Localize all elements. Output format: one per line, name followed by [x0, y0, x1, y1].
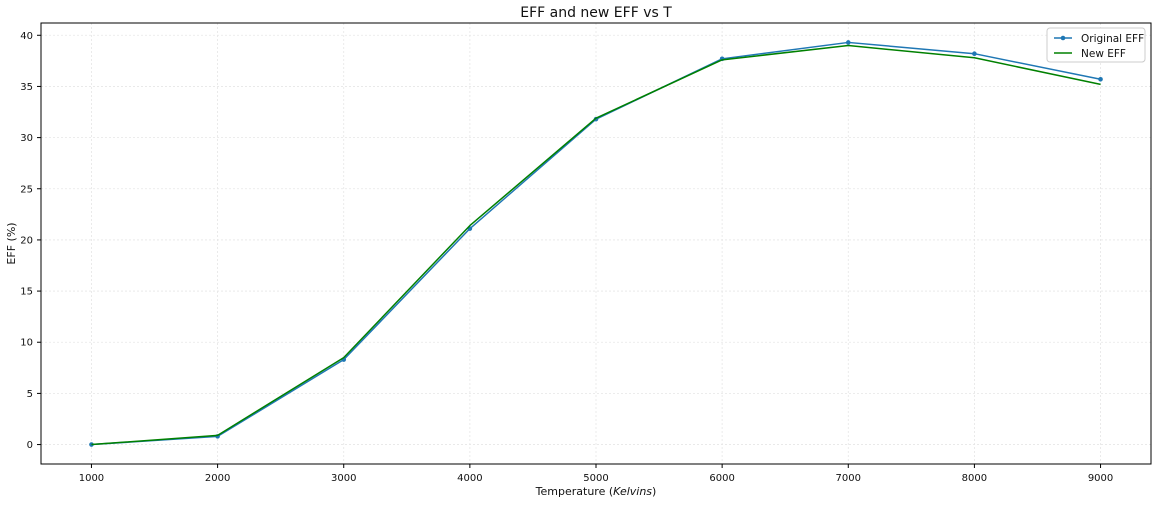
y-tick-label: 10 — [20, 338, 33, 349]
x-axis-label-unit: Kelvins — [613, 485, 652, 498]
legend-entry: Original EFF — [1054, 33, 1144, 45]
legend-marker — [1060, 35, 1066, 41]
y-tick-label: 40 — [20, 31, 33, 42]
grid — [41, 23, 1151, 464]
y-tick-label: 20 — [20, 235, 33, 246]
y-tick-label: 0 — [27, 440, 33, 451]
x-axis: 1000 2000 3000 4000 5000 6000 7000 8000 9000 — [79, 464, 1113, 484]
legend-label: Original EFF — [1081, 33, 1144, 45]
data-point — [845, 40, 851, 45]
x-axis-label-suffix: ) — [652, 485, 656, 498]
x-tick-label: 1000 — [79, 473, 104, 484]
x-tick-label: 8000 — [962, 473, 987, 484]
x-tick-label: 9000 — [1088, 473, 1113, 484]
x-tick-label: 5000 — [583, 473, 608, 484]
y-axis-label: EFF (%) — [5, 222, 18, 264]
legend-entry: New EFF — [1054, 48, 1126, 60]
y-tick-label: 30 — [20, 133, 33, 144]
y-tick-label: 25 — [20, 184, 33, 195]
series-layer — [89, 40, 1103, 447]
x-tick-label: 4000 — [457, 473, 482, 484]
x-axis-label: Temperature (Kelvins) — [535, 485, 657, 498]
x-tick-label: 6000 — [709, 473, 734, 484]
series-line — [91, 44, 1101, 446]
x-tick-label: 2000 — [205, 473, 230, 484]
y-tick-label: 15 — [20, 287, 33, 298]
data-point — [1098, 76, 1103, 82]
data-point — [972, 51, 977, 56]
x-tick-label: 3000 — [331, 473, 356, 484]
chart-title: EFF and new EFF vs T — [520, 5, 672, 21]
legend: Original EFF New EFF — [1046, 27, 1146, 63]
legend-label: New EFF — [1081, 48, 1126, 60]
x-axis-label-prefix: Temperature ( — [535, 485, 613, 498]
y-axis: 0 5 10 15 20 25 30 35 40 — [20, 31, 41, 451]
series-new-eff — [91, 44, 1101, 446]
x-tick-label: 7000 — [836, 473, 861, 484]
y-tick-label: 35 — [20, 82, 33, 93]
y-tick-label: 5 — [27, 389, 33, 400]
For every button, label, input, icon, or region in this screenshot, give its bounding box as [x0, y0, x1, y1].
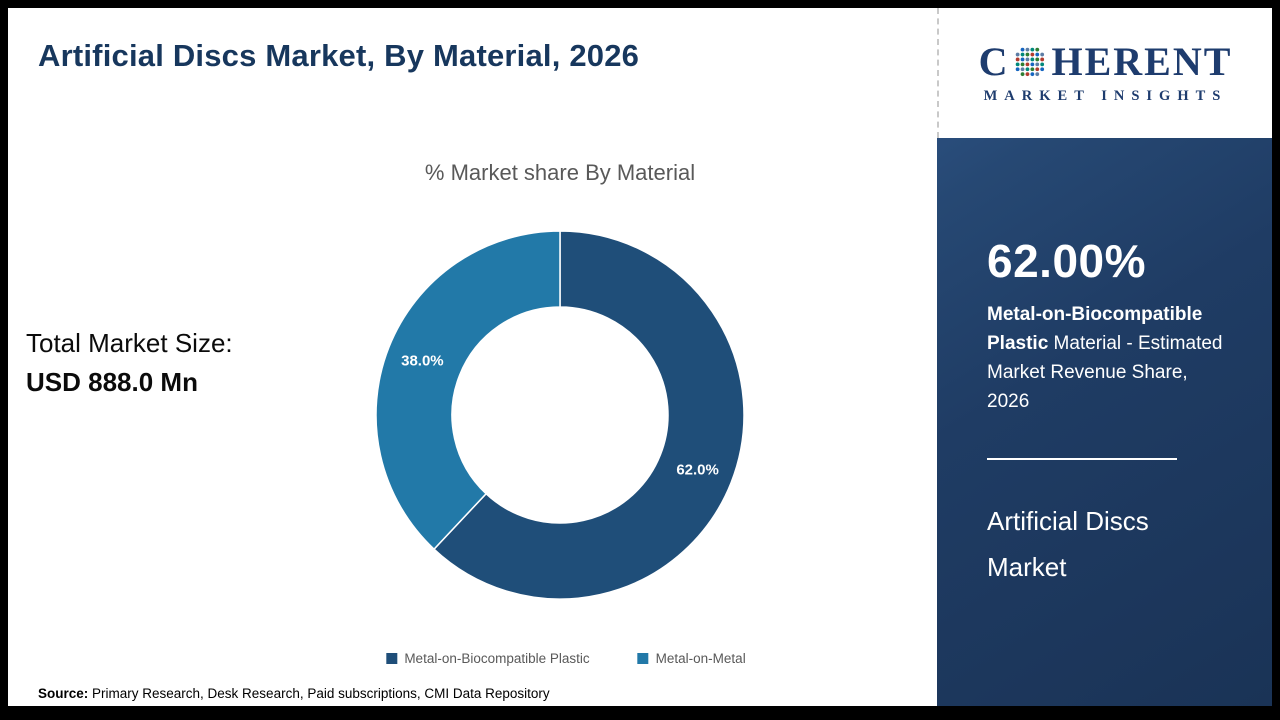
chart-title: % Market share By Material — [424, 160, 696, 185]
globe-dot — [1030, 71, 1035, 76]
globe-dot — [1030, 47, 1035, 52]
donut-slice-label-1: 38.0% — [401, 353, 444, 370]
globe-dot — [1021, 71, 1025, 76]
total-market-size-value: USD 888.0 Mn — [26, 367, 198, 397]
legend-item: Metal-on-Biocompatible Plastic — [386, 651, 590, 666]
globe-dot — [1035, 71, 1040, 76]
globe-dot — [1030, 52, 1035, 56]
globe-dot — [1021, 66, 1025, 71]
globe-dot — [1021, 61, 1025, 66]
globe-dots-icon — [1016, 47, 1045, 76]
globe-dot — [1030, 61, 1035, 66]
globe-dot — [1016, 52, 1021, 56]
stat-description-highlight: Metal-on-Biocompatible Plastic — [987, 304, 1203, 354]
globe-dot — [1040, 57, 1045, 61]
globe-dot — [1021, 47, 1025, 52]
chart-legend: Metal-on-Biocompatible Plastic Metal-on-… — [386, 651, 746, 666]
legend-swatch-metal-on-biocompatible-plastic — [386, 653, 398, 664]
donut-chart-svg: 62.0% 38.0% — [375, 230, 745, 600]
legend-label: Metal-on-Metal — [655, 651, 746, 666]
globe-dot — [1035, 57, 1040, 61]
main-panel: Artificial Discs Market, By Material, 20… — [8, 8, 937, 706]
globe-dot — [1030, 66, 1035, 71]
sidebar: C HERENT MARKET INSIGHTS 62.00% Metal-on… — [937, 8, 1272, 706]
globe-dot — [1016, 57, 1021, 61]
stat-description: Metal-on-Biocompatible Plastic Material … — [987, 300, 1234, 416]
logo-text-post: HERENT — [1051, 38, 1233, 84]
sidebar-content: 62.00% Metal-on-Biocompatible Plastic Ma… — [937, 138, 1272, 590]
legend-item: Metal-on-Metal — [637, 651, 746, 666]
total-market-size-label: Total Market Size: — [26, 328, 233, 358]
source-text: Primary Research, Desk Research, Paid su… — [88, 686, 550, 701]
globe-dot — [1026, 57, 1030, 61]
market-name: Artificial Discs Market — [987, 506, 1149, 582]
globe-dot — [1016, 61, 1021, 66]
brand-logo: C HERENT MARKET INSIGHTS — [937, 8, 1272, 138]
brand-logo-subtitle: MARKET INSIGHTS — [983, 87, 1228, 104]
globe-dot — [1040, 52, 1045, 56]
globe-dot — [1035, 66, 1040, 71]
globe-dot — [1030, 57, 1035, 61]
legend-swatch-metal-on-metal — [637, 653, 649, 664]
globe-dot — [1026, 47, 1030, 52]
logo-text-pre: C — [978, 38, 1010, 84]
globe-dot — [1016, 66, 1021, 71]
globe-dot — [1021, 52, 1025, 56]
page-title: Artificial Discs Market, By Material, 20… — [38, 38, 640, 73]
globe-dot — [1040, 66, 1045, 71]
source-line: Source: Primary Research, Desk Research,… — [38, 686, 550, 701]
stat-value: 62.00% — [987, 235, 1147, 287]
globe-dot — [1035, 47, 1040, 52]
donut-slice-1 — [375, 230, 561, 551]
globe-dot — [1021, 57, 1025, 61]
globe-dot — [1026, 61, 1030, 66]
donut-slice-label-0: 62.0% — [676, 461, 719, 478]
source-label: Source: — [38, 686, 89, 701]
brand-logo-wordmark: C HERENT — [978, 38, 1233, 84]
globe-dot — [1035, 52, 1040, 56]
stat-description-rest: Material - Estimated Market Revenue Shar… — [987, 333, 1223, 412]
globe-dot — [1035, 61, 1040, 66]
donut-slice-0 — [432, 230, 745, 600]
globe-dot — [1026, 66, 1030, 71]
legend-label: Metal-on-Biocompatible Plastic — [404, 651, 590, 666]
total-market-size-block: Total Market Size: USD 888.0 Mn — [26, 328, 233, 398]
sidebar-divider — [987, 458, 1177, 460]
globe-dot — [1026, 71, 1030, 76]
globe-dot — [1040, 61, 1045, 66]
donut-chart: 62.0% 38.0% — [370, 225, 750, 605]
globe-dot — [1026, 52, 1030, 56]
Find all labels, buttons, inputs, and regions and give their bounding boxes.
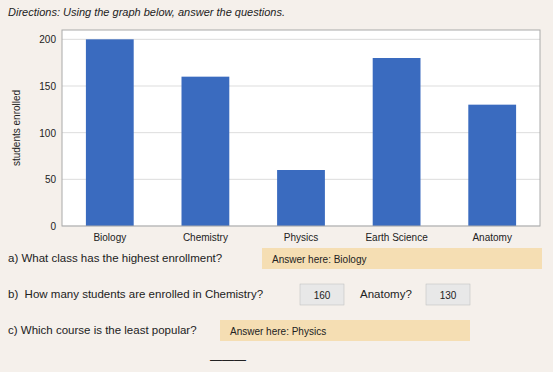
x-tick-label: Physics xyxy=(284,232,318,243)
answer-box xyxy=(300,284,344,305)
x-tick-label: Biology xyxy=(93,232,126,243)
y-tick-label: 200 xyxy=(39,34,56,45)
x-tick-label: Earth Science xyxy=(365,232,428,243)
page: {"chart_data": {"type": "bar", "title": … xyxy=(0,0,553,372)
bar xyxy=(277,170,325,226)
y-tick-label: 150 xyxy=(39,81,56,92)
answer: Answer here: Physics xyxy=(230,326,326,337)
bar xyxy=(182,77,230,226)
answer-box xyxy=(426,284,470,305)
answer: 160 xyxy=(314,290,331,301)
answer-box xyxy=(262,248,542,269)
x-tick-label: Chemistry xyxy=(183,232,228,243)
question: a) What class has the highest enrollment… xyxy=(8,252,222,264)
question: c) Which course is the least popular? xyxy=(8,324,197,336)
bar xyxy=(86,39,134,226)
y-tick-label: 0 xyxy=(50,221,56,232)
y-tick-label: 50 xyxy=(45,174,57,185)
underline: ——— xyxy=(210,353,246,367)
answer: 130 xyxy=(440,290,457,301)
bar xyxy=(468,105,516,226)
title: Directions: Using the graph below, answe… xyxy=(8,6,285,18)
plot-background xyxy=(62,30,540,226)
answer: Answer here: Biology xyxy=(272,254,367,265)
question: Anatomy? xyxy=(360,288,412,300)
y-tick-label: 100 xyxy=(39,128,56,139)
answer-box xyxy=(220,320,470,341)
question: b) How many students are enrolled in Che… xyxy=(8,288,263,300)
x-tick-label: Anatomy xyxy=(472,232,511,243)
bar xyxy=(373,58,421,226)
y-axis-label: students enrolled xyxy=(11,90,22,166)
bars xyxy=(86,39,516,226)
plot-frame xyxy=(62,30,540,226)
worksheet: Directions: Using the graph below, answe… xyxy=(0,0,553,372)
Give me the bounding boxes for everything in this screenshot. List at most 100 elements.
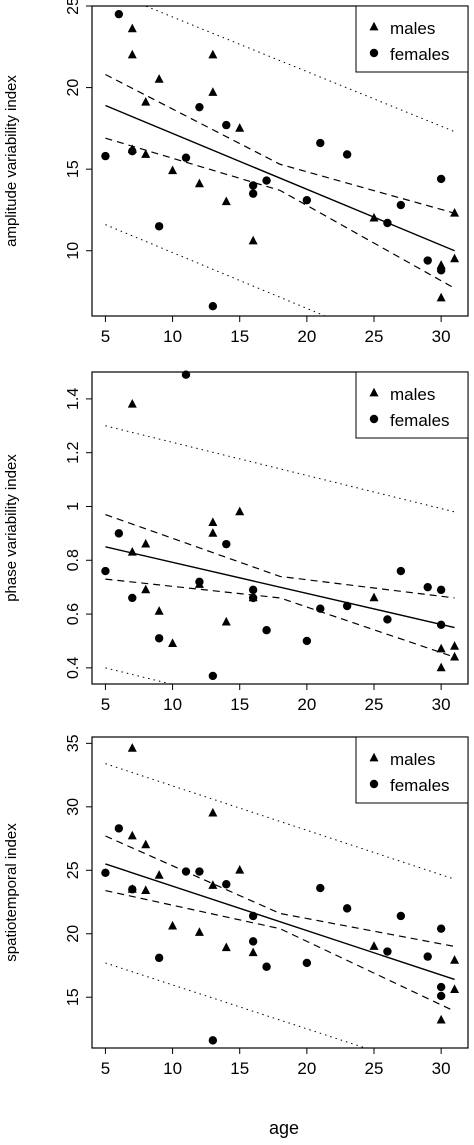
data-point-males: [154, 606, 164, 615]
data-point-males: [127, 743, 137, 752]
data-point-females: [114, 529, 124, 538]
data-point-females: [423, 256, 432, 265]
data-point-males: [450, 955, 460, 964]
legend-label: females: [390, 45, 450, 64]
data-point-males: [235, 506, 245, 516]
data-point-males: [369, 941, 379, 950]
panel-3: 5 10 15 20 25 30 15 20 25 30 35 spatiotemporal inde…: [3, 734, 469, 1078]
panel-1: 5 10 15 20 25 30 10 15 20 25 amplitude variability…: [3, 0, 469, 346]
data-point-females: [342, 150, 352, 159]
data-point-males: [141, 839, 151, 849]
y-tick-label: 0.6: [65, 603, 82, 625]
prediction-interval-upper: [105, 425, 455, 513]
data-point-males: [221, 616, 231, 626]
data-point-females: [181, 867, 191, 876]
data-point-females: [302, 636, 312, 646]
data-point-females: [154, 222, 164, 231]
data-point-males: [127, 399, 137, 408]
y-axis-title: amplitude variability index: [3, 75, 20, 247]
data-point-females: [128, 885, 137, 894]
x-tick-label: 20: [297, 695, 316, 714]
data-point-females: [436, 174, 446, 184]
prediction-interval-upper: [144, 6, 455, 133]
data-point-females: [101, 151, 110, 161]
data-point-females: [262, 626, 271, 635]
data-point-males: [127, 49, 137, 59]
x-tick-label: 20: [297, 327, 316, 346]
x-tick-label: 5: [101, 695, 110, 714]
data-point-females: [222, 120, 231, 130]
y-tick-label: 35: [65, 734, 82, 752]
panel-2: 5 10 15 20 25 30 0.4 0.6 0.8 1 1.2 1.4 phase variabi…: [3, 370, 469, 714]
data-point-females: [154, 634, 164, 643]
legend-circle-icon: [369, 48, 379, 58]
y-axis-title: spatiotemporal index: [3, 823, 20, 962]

== Given exercise ==
Print the lines of the data starting at the line containing "y-tick-label: 10 — [20, 338, 33, 349]" and ending at the line containing "x-tick-label: 5000 — [583, 473, 608, 484]", both included.

== Task solution ==
y-tick-label: 10 — [20, 338, 33, 349]
x-axis-label-unit: Kelvins — [613, 485, 652, 498]
legend-entry: Original EFF — [1054, 33, 1144, 45]
legend-marker — [1060, 35, 1066, 41]
y-tick-label: 40 — [20, 31, 33, 42]
grid — [41, 23, 1151, 464]
y-tick-label: 20 — [20, 235, 33, 246]
y-tick-label: 0 — [27, 440, 33, 451]
x-axis: 1000 2000 3000 4000 5000 6000 7000 8000 9000 — [79, 464, 1113, 484]
legend-label: Original EFF — [1081, 33, 1144, 45]
data-point — [845, 40, 851, 45]
x-axis-label-suffix: ) — [652, 485, 656, 498]
x-tick-label: 1000 — [79, 473, 104, 484]
x-tick-label: 8000 — [962, 473, 987, 484]
x-tick-label: 9000 — [1088, 473, 1113, 484]
x-tick-label: 5000 — [583, 473, 608, 484]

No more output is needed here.